**RECORDED DATA:**
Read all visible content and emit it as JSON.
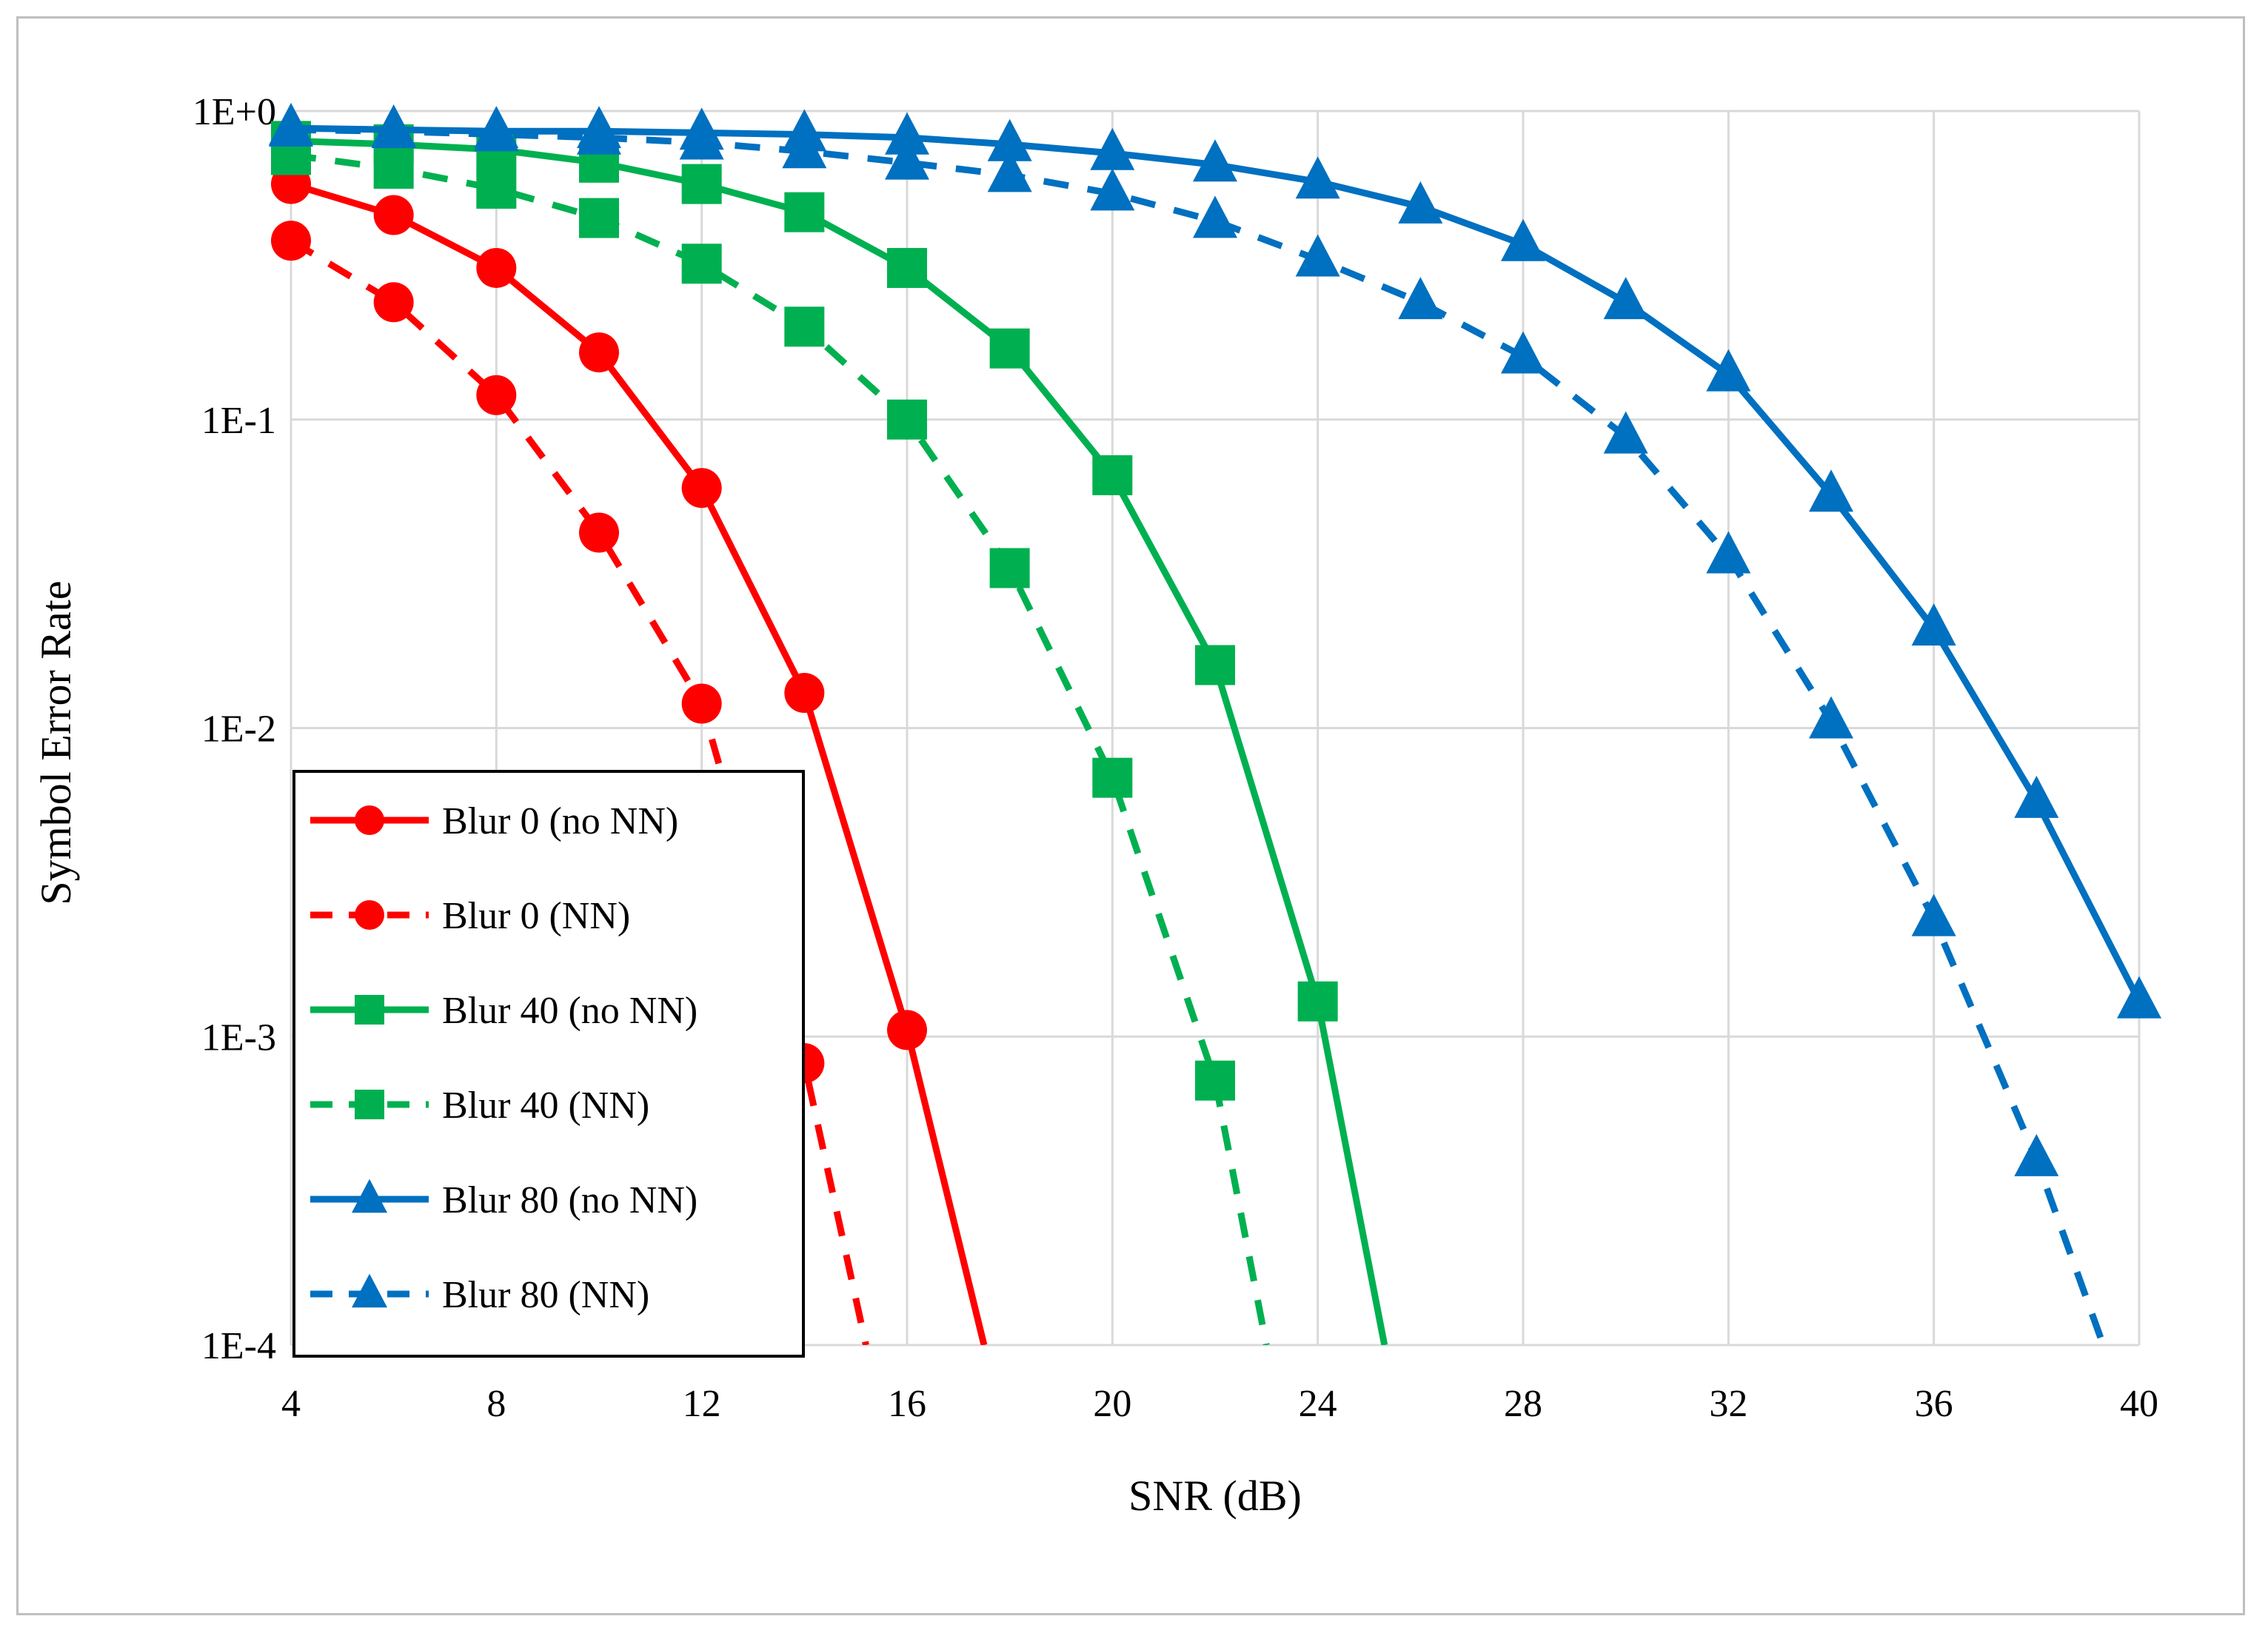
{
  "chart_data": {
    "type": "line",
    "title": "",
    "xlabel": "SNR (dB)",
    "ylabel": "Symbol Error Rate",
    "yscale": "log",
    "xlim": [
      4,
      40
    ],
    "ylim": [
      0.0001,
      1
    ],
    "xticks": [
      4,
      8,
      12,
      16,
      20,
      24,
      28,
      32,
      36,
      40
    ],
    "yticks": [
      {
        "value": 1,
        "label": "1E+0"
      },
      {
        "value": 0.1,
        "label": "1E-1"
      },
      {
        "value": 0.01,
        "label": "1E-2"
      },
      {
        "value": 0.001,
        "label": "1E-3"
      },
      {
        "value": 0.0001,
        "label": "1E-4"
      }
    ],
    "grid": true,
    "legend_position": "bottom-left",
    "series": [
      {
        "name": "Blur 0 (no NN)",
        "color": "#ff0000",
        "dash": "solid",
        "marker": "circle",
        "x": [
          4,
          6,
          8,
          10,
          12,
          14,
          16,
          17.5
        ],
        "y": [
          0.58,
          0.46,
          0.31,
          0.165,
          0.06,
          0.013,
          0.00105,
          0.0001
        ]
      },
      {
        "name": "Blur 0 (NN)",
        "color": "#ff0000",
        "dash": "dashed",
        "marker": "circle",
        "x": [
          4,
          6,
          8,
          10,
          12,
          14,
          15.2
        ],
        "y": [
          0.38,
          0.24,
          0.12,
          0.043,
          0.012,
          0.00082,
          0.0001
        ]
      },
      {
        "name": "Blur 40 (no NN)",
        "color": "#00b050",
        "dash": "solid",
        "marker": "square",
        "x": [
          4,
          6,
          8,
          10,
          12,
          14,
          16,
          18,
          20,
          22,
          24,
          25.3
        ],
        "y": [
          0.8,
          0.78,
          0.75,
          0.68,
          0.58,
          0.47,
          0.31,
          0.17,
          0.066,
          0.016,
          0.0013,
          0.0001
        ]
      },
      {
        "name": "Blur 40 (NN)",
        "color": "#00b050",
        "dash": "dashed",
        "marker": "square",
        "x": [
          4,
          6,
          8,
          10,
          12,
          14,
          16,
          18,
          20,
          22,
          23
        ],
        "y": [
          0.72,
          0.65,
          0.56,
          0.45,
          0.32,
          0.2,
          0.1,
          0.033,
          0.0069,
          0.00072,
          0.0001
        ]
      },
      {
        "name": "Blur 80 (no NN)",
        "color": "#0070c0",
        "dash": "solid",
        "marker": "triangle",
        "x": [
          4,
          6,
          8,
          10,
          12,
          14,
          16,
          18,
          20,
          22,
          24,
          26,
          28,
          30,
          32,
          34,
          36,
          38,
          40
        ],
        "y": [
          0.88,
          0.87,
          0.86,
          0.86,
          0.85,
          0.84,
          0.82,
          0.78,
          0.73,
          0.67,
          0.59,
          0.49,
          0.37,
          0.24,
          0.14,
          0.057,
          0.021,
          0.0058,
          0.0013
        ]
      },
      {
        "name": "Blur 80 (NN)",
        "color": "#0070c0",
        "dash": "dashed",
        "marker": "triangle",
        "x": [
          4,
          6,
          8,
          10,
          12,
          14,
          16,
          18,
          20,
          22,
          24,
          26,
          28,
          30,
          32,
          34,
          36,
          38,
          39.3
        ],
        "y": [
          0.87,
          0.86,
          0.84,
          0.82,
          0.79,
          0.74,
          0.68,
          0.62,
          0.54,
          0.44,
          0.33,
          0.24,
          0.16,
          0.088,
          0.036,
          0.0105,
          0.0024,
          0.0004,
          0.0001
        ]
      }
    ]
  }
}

**WHAT THIS TASK INVOLVES:**
What comes back should match the records exactly, minus any pictures.

**FINAL ANSWER:**
Read all visible content and emit it as JSON.
{
  "chart_data": {
    "type": "line",
    "title": "",
    "xlabel": "SNR (dB)",
    "ylabel": "Symbol Error Rate",
    "yscale": "log",
    "xlim": [
      4,
      40
    ],
    "ylim": [
      0.0001,
      1
    ],
    "xticks": [
      4,
      8,
      12,
      16,
      20,
      24,
      28,
      32,
      36,
      40
    ],
    "yticks": [
      {
        "value": 1,
        "label": "1E+0"
      },
      {
        "value": 0.1,
        "label": "1E-1"
      },
      {
        "value": 0.01,
        "label": "1E-2"
      },
      {
        "value": 0.001,
        "label": "1E-3"
      },
      {
        "value": 0.0001,
        "label": "1E-4"
      }
    ],
    "grid": true,
    "legend_position": "bottom-left",
    "series": [
      {
        "name": "Blur 0 (no NN)",
        "color": "#ff0000",
        "dash": "solid",
        "marker": "circle",
        "x": [
          4,
          6,
          8,
          10,
          12,
          14,
          16,
          17.5
        ],
        "y": [
          0.58,
          0.46,
          0.31,
          0.165,
          0.06,
          0.013,
          0.00105,
          0.0001
        ]
      },
      {
        "name": "Blur 0 (NN)",
        "color": "#ff0000",
        "dash": "dashed",
        "marker": "circle",
        "x": [
          4,
          6,
          8,
          10,
          12,
          14,
          15.2
        ],
        "y": [
          0.38,
          0.24,
          0.12,
          0.043,
          0.012,
          0.00082,
          0.0001
        ]
      },
      {
        "name": "Blur 40 (no NN)",
        "color": "#00b050",
        "dash": "solid",
        "marker": "square",
        "x": [
          4,
          6,
          8,
          10,
          12,
          14,
          16,
          18,
          20,
          22,
          24,
          25.3
        ],
        "y": [
          0.8,
          0.78,
          0.75,
          0.68,
          0.58,
          0.47,
          0.31,
          0.17,
          0.066,
          0.016,
          0.0013,
          0.0001
        ]
      },
      {
        "name": "Blur 40 (NN)",
        "color": "#00b050",
        "dash": "dashed",
        "marker": "square",
        "x": [
          4,
          6,
          8,
          10,
          12,
          14,
          16,
          18,
          20,
          22,
          23
        ],
        "y": [
          0.72,
          0.65,
          0.56,
          0.45,
          0.32,
          0.2,
          0.1,
          0.033,
          0.0069,
          0.00072,
          0.0001
        ]
      },
      {
        "name": "Blur 80 (no NN)",
        "color": "#0070c0",
        "dash": "solid",
        "marker": "triangle",
        "x": [
          4,
          6,
          8,
          10,
          12,
          14,
          16,
          18,
          20,
          22,
          24,
          26,
          28,
          30,
          32,
          34,
          36,
          38,
          40
        ],
        "y": [
          0.88,
          0.87,
          0.86,
          0.86,
          0.85,
          0.84,
          0.82,
          0.78,
          0.73,
          0.67,
          0.59,
          0.49,
          0.37,
          0.24,
          0.14,
          0.057,
          0.021,
          0.0058,
          0.0013
        ]
      },
      {
        "name": "Blur 80 (NN)",
        "color": "#0070c0",
        "dash": "dashed",
        "marker": "triangle",
        "x": [
          4,
          6,
          8,
          10,
          12,
          14,
          16,
          18,
          20,
          22,
          24,
          26,
          28,
          30,
          32,
          34,
          36,
          38,
          39.3
        ],
        "y": [
          0.87,
          0.86,
          0.84,
          0.82,
          0.79,
          0.74,
          0.68,
          0.62,
          0.54,
          0.44,
          0.33,
          0.24,
          0.16,
          0.088,
          0.036,
          0.0105,
          0.0024,
          0.0004,
          0.0001
        ]
      }
    ]
  }
}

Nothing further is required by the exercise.